• _Stated goal_: Rewrite the data from the line that has "kommentare-box[interactable]: Kein Mandat" through the line that has "132, 1307, 165]", putting "Hinweise" wherever "Hinw." appears and leaving everything else unchanged.

• _Data records_:
* Begin *

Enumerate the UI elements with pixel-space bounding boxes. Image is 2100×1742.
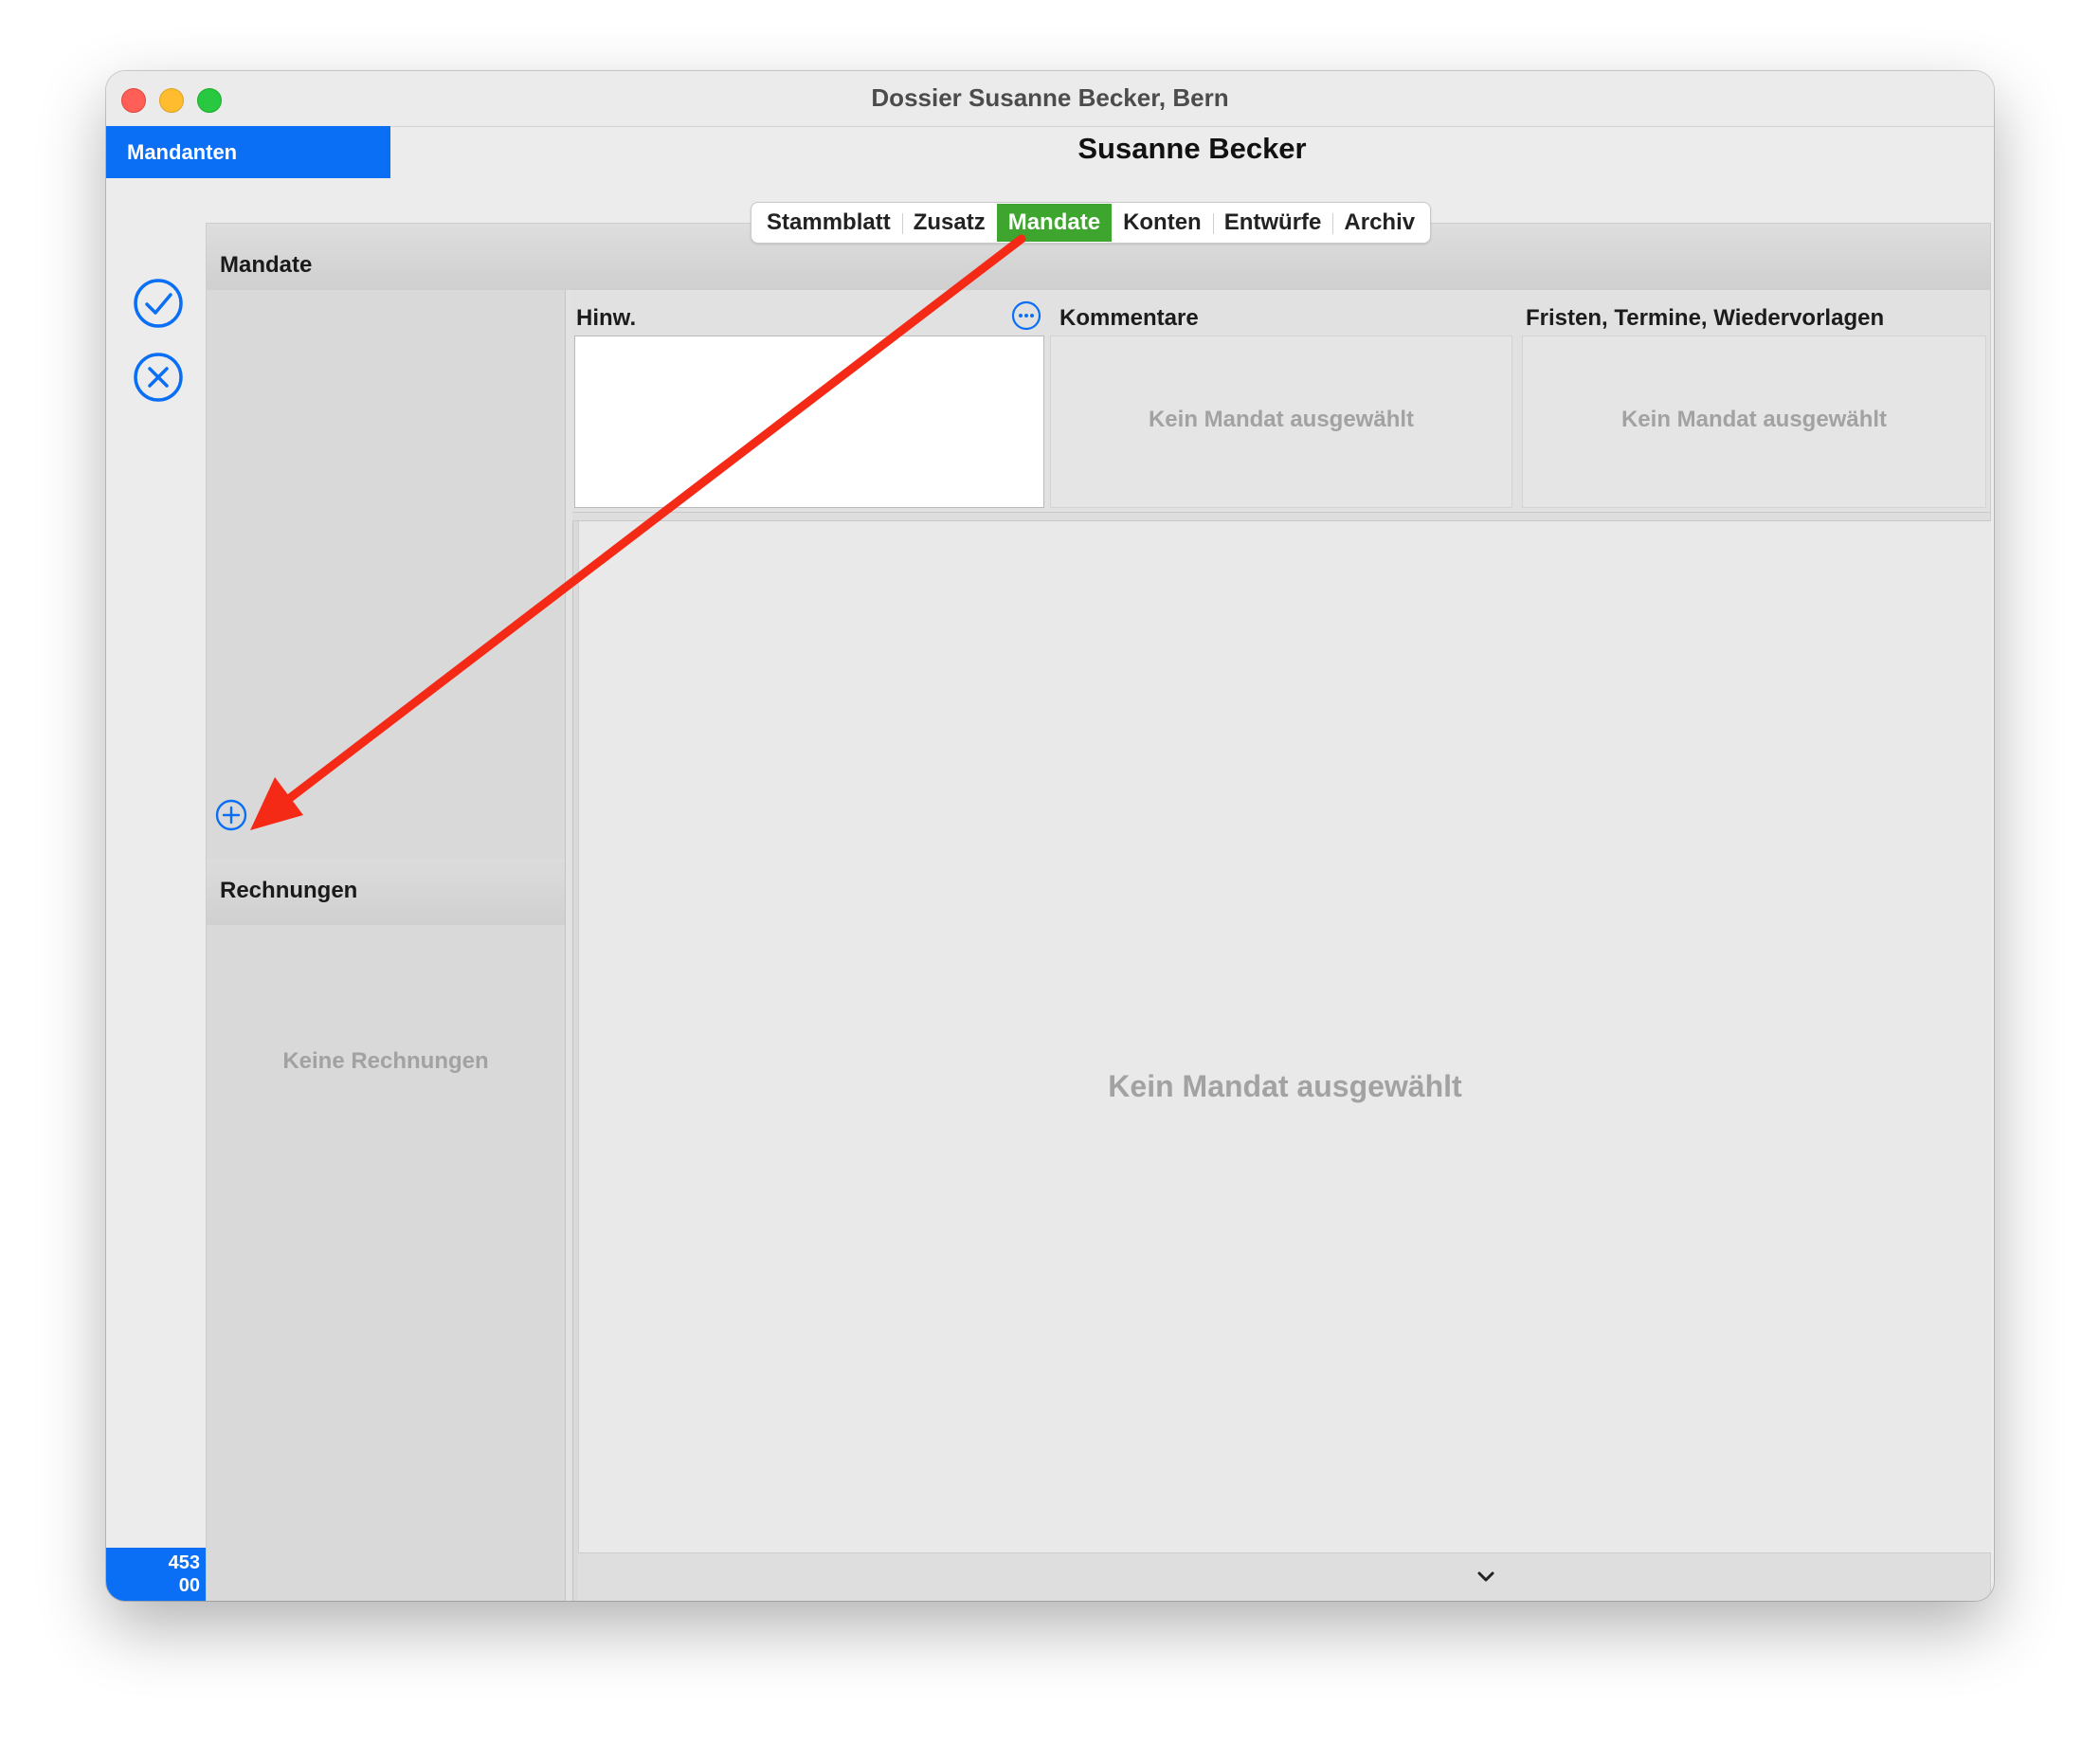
kommentare-box[interactable]: Kein Mandat ausgewählt	[1050, 336, 1512, 508]
tab-konten[interactable]: Konten	[1112, 204, 1213, 242]
mandate-detail: Kein Mandat ausgewählt	[578, 521, 1991, 1552]
fristen-title: Fristen, Termine, Wiedervorlagen	[1526, 305, 1885, 331]
tab-zusatz[interactable]: Zusatz	[901, 204, 997, 242]
tab-entwuerfe[interactable]: Entwürfe	[1212, 204, 1333, 242]
tab-archiv[interactable]: Archiv	[1332, 204, 1426, 242]
hinweis-textarea[interactable]	[574, 336, 1044, 508]
mandate-panel: Mandate Rechnungen Keine Rechnungen Hinw…	[206, 223, 1991, 1601]
rechnungen-title: Rechnungen	[220, 878, 358, 903]
hinweis-title: Hinw.	[576, 305, 637, 331]
fristen-box[interactable]: Kein Mandat ausgewählt	[1522, 336, 1986, 508]
mandate-title: Mandate	[220, 252, 313, 278]
tab-mandate[interactable]: Mandate	[996, 204, 1113, 242]
rechnungen-header: Rechnungen	[207, 859, 565, 925]
horizontal-divider[interactable]	[572, 512, 1990, 521]
record-counter: 453 00	[106, 1548, 206, 1601]
mandate-list[interactable]: Rechnungen Keine Rechnungen	[207, 290, 566, 1601]
tab-bar: Stammblatt Zusatz Mandate Konten Entwürf…	[751, 202, 1432, 244]
tab-stammblatt[interactable]: Stammblatt	[755, 204, 902, 242]
chevron-down-icon[interactable]	[1473, 1563, 1499, 1589]
counter-line-2: 00	[178, 1575, 200, 1596]
rechnungen-empty: Keine Rechnungen	[282, 1048, 489, 1074]
counter-line-1: 453	[168, 1552, 200, 1573]
detail-footer	[578, 1552, 1990, 1601]
notes-area: Hinw. Kommentare Kein Mandat ausgewählt …	[572, 290, 1990, 512]
checkmark-circle-icon[interactable]	[133, 278, 184, 329]
fristen-empty: Kein Mandat ausgewählt	[1620, 407, 1888, 432]
plus-circle-icon[interactable]	[214, 798, 248, 832]
window-title: Dossier Susanne Becker, Bern	[871, 83, 1229, 112]
detail-empty: Kein Mandat ausgewählt	[1108, 1069, 1462, 1103]
title-bar: Dossier Susanne Becker, Bern	[106, 71, 1994, 127]
kommentare-empty: Kein Mandat ausgewählt	[1148, 407, 1415, 432]
mandanten-button[interactable]: Mandanten	[106, 126, 390, 178]
app-window: Dossier Susanne Becker, Bern Mandanten S…	[106, 71, 1994, 1601]
ellipsis-circle-icon[interactable]	[1010, 299, 1042, 332]
xmark-circle-icon[interactable]	[133, 352, 184, 403]
client-name-title: Susanne Becker	[1077, 132, 1307, 165]
kommentare-title: Kommentare	[1059, 305, 1199, 331]
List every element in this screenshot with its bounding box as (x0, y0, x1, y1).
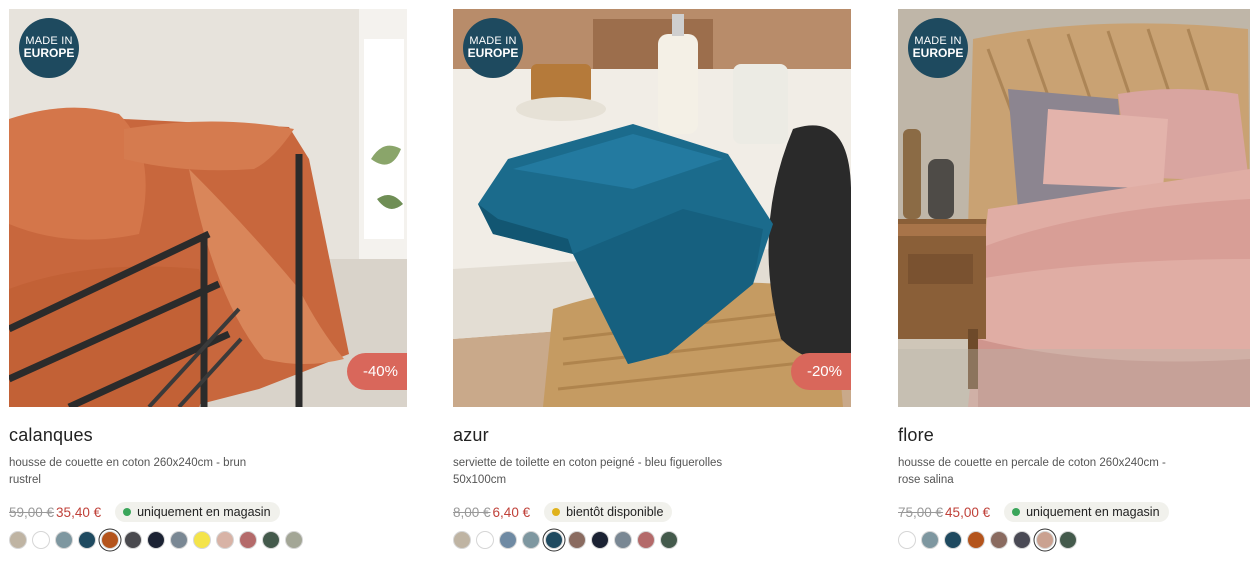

* End *

• _In response_:
kommentare-box[interactable]: Kein Mandat ausgewählt	[1050, 336, 1512, 508]
tab-konten[interactable]: Konten	[1112, 204, 1213, 242]
mandate-detail: Kein Mandat ausgewählt	[578, 521, 1991, 1552]
fristen-title: Fristen, Termine, Wiedervorlagen	[1526, 305, 1885, 331]
tab-zusatz[interactable]: Zusatz	[901, 204, 997, 242]
tab-entwuerfe[interactable]: Entwürfe	[1212, 204, 1333, 242]
tab-archiv[interactable]: Archiv	[1332, 204, 1426, 242]
hinweis-textarea[interactable]	[574, 336, 1044, 508]
mandate-panel: Mandate Rechnungen Keine Rechnungen Hinw…	[206, 223, 1991, 1601]
rechnungen-title: Rechnungen	[220, 878, 358, 903]
hinweis-title: Hinweise	[576, 305, 637, 331]
fristen-box[interactable]: Kein Mandat ausgewählt	[1522, 336, 1986, 508]
mandate-title: Mandate	[220, 252, 313, 278]
tab-mandate[interactable]: Mandate	[996, 204, 1113, 242]
rechnungen-header: Rechnungen	[207, 859, 565, 925]
horizontal-divider[interactable]	[572, 512, 1990, 521]
record-counter: 453 00	[106, 1548, 206, 1601]
mandate-list[interactable]: Rechnungen Keine Rechnungen	[207, 290, 566, 1601]
tab-bar: Stammblatt Zusatz Mandate Konten Entwürf…	[751, 202, 1432, 244]
tab-stammblatt[interactable]: Stammblatt	[755, 204, 902, 242]
chevron-down-icon[interactable]	[1473, 1563, 1499, 1589]
counter-line-2: 00	[178, 1575, 200, 1596]
rechnungen-empty: Keine Rechnungen	[282, 1048, 489, 1074]
counter-line-1: 453	[168, 1552, 200, 1573]
detail-footer	[578, 1552, 1990, 1601]
notes-area: Hinweise Kommentare Kein Mandat ausgewählt …	[572, 290, 1990, 512]
checkmark-circle-icon[interactable]	[133, 278, 184, 329]
fristen-empty: Kein Mandat ausgewählt	[1620, 407, 1888, 432]
plus-circle-icon[interactable]	[214, 798, 248, 832]
window-title: Dossier Susanne Becker, Bern	[871, 83, 1229, 112]
detail-empty: Kein Mandat ausgewählt	[1108, 1069, 1462, 1103]
title-bar: Dossier Susanne Becker, Bern	[106, 71, 1994, 127]
kommentare-empty: Kein Mandat ausgewählt	[1148, 407, 1415, 432]
mandanten-button[interactable]: Mandanten	[106, 126, 390, 178]
app-window: Dossier Susanne Becker, Bern Mandanten S…	[106, 71, 1994, 1601]
ellipsis-circle-icon[interactable]	[1010, 299, 1042, 332]
xmark-circle-icon[interactable]	[133, 352, 184, 403]
client-name-title: Susanne Becker	[1077, 132, 1307, 165]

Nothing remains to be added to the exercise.